[Bounding box annotations]

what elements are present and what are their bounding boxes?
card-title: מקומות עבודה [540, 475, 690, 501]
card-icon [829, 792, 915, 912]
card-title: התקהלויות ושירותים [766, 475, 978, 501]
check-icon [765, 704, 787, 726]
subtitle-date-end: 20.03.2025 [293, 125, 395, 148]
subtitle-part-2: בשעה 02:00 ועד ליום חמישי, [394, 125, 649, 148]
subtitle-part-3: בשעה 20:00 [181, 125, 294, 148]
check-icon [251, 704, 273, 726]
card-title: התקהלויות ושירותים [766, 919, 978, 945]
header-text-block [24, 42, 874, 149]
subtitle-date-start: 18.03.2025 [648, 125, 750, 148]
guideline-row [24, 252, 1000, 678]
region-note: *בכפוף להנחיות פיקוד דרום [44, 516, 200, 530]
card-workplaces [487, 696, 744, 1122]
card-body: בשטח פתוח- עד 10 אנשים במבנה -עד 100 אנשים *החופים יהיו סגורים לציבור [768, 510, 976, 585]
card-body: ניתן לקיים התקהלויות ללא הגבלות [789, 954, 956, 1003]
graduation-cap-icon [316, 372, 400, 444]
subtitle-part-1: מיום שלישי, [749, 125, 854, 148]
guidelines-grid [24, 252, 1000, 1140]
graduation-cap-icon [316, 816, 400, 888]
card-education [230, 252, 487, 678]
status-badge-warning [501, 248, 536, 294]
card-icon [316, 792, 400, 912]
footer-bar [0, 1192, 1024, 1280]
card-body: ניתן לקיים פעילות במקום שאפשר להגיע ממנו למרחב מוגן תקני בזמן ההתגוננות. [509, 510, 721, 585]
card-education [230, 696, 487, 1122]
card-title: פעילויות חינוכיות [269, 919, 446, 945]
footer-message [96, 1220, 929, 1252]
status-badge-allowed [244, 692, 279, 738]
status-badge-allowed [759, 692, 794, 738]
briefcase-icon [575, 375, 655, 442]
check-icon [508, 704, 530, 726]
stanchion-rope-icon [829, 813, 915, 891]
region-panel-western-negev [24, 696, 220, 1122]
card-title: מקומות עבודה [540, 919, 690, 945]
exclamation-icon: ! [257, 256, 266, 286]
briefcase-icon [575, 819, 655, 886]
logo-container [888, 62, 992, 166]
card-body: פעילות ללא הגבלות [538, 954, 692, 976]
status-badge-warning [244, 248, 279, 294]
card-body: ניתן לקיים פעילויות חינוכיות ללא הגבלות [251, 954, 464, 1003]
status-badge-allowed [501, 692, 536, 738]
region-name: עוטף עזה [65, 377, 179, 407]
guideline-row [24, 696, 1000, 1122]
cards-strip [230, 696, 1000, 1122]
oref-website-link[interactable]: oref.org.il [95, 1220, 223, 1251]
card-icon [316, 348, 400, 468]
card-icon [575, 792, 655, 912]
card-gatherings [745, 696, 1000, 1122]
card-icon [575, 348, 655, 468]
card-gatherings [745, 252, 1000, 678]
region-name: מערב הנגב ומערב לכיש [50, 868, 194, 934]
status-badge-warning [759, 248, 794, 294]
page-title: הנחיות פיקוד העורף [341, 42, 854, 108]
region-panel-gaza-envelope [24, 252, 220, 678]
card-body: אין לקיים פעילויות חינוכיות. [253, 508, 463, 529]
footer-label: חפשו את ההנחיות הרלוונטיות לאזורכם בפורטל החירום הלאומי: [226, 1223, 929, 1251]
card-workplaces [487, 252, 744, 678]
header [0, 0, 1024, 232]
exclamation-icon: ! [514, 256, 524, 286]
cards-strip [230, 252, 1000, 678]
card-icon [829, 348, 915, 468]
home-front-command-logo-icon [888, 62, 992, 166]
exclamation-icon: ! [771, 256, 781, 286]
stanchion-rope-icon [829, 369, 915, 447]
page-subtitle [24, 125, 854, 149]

## PROMPT
Quote every line of the data above word for word, from the first line to the last.

## COMPLETE ANSWER
what elements are present and what are their bounding boxes?
card-title: מקומות עבודה [540, 475, 690, 501]
card-icon [829, 792, 915, 912]
card-title: התקהלויות ושירותים [766, 475, 978, 501]
check-icon [765, 704, 787, 726]
subtitle-date-end: 20.03.2025 [293, 125, 395, 148]
subtitle-part-2: בשעה 02:00 ועד ליום חמישי, [394, 125, 649, 148]
subtitle-part-3: בשעה 20:00 [181, 125, 294, 148]
check-icon [251, 704, 273, 726]
card-title: התקהלויות ושירותים [766, 919, 978, 945]
header-text-block [24, 42, 874, 149]
subtitle-date-start: 18.03.2025 [648, 125, 750, 148]
guideline-row [24, 252, 1000, 678]
region-note: *בכפוף להנחיות פיקוד דרום [44, 516, 200, 530]
card-workplaces [487, 696, 744, 1122]
card-body: בשטח פתוח- עד 10 אנשים במבנה -עד 100 אנשים *החופים יהיו סגורים לציבור [768, 510, 976, 585]
card-body: ניתן לקיים התקהלויות ללא הגבלות [789, 954, 956, 1003]
graduation-cap-icon [316, 372, 400, 444]
subtitle-part-1: מיום שלישי, [749, 125, 854, 148]
guidelines-grid [24, 252, 1000, 1140]
graduation-cap-icon [316, 816, 400, 888]
card-education [230, 252, 487, 678]
status-badge-warning [501, 248, 536, 294]
card-icon [316, 792, 400, 912]
footer-bar [0, 1192, 1024, 1280]
card-body: ניתן לקיים פעילות במקום שאפשר להגיע ממנו למרחב מוגן תקני בזמן ההתגוננות. [509, 510, 721, 585]
card-education [230, 696, 487, 1122]
card-title: פעילויות חינוכיות [269, 919, 446, 945]
footer-message [96, 1220, 929, 1252]
status-badge-allowed [244, 692, 279, 738]
status-badge-allowed [759, 692, 794, 738]
briefcase-icon [575, 375, 655, 442]
check-icon [508, 704, 530, 726]
stanchion-rope-icon [829, 813, 915, 891]
region-panel-western-negev [24, 696, 220, 1122]
card-title: מקומות עבודה [540, 919, 690, 945]
exclamation-icon: ! [257, 256, 266, 286]
briefcase-icon [575, 819, 655, 886]
logo-container [888, 62, 992, 166]
card-body: פעילות ללא הגבלות [538, 954, 692, 976]
status-badge-warning [244, 248, 279, 294]
card-body: ניתן לקיים פעילויות חינוכיות ללא הגבלות [251, 954, 464, 1003]
status-badge-allowed [501, 692, 536, 738]
region-name: עוטף עזה [65, 377, 179, 407]
guideline-row [24, 696, 1000, 1122]
cards-strip [230, 696, 1000, 1122]
oref-website-link[interactable]: oref.org.il [95, 1220, 223, 1251]
card-icon [316, 348, 400, 468]
card-icon [575, 792, 655, 912]
card-gatherings [745, 696, 1000, 1122]
card-icon [575, 348, 655, 468]
card-gatherings [745, 252, 1000, 678]
region-name: מערב הנגב ומערב לכיש [50, 868, 194, 934]
status-badge-warning [759, 248, 794, 294]
page-title: הנחיות פיקוד העורף [341, 42, 854, 108]
region-panel-gaza-envelope [24, 252, 220, 678]
card-body: אין לקיים פעילויות חינוכיות. [253, 508, 463, 529]
footer-label: חפשו את ההנחיות הרלוונטיות לאזורכם בפורטל החירום הלאומי: [226, 1223, 929, 1251]
card-workplaces [487, 252, 744, 678]
header [0, 0, 1024, 232]
exclamation-icon: ! [514, 256, 524, 286]
cards-strip [230, 252, 1000, 678]
card-icon [829, 348, 915, 468]
home-front-command-logo-icon [888, 62, 992, 166]
exclamation-icon: ! [771, 256, 781, 286]
stanchion-rope-icon [829, 369, 915, 447]
page-subtitle [24, 125, 854, 149]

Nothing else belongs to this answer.